[Records from a data collection]

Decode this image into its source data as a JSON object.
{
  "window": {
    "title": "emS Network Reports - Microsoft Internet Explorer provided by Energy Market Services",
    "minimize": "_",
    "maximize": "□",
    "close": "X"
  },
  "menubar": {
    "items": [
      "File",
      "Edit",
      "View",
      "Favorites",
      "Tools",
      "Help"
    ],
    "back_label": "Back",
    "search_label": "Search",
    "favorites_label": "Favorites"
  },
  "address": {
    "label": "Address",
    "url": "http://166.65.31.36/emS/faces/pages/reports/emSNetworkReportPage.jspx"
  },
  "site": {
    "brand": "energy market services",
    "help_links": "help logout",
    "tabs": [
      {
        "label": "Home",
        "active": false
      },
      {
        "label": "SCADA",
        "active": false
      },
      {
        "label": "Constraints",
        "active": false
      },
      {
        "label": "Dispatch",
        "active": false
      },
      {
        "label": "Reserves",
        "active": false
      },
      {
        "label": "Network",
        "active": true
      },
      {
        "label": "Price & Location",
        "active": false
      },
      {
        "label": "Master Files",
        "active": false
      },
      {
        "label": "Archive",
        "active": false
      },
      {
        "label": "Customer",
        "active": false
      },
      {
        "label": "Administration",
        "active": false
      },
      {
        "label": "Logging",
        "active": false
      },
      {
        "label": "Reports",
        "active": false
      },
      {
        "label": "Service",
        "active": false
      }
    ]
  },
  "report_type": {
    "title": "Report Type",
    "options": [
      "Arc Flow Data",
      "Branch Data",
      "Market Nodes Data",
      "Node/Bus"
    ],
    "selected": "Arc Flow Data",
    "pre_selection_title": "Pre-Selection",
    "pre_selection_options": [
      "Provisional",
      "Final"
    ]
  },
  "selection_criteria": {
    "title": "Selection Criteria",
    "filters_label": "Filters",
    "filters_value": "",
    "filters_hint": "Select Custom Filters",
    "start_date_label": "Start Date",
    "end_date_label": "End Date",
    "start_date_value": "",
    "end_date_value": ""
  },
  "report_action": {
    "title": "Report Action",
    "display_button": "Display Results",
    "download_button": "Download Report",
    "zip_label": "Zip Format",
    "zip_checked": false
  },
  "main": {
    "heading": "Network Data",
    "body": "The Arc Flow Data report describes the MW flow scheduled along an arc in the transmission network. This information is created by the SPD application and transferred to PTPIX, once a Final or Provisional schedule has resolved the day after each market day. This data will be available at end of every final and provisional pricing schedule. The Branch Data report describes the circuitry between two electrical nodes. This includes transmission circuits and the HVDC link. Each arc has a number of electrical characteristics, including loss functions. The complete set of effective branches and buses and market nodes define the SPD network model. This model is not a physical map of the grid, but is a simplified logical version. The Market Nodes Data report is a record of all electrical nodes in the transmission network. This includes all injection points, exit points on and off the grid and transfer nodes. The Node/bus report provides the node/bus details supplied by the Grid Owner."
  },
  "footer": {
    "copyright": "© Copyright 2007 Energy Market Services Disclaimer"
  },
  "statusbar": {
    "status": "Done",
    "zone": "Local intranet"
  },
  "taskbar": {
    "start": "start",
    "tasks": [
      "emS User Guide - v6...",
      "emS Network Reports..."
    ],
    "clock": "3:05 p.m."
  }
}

* Written exercise:
Your task is to output all of the data above word for word.

* Result for this task:
Decode this image into its source data as a JSON object.
{
  "window": {
    "title": "emS Network Reports - Microsoft Internet Explorer provided by Energy Market Services",
    "minimize": "_",
    "maximize": "□",
    "close": "X"
  },
  "menubar": {
    "items": [
      "File",
      "Edit",
      "View",
      "Favorites",
      "Tools",
      "Help"
    ],
    "back_label": "Back",
    "search_label": "Search",
    "favorites_label": "Favorites"
  },
  "address": {
    "label": "Address",
    "url": "http://166.65.31.36/emS/faces/pages/reports/emSNetworkReportPage.jspx"
  },
  "site": {
    "brand": "energy market services",
    "help_links": "help logout",
    "tabs": [
      {
        "label": "Home",
        "active": false
      },
      {
        "label": "SCADA",
        "active": false
      },
      {
        "label": "Constraints",
        "active": false
      },
      {
        "label": "Dispatch",
        "active": false
      },
      {
        "label": "Reserves",
        "active": false
      },
      {
        "label": "Network",
        "active": true
      },
      {
        "label": "Price & Location",
        "active": false
      },
      {
        "label": "Master Files",
        "active": false
      },
      {
        "label": "Archive",
        "active": false
      },
      {
        "label": "Customer",
        "active": false
      },
      {
        "label": "Administration",
        "active": false
      },
      {
        "label": "Logging",
        "active": false
      },
      {
        "label": "Reports",
        "active": false
      },
      {
        "label": "Service",
        "active": false
      }
    ]
  },
  "report_type": {
    "title": "Report Type",
    "options": [
      "Arc Flow Data",
      "Branch Data",
      "Market Nodes Data",
      "Node/Bus"
    ],
    "selected": "Arc Flow Data",
    "pre_selection_title": "Pre-Selection",
    "pre_selection_options": [
      "Provisional",
      "Final"
    ]
  },
  "selection_criteria": {
    "title": "Selection Criteria",
    "filters_label": "Filters",
    "filters_value": "",
    "filters_hint": "Select Custom Filters",
    "start_date_label": "Start Date",
    "end_date_label": "End Date",
    "start_date_value": "",
    "end_date_value": ""
  },
  "report_action": {
    "title": "Report Action",
    "display_button": "Display Results",
    "download_button": "Download Report",
    "zip_label": "Zip Format",
    "zip_checked": false
  },
  "main": {
    "heading": "Network Data",
    "body": "The Arc Flow Data report describes the MW flow scheduled along an arc in the transmission network. This information is created by the SPD application and transferred to PTPIX, once a Final or Provisional schedule has resolved the day after each market day. This data will be available at end of every final and provisional pricing schedule. The Branch Data report describes the circuitry between two electrical nodes. This includes transmission circuits and the HVDC link. Each arc has a number of electrical characteristics, including loss functions. The complete set of effective branches and buses and market nodes define the SPD network model. This model is not a physical map of the grid, but is a simplified logical version. The Market Nodes Data report is a record of all electrical nodes in the transmission network. This includes all injection points, exit points on and off the grid and transfer nodes. The Node/bus report provides the node/bus details supplied by the Grid Owner."
  },
  "footer": {
    "copyright": "© Copyright 2007 Energy Market Services Disclaimer"
  },
  "statusbar": {
    "status": "Done",
    "zone": "Local intranet"
  },
  "taskbar": {
    "start": "start",
    "tasks": [
      "emS User Guide - v6...",
      "emS Network Reports..."
    ],
    "clock": "3:05 p.m."
  }
}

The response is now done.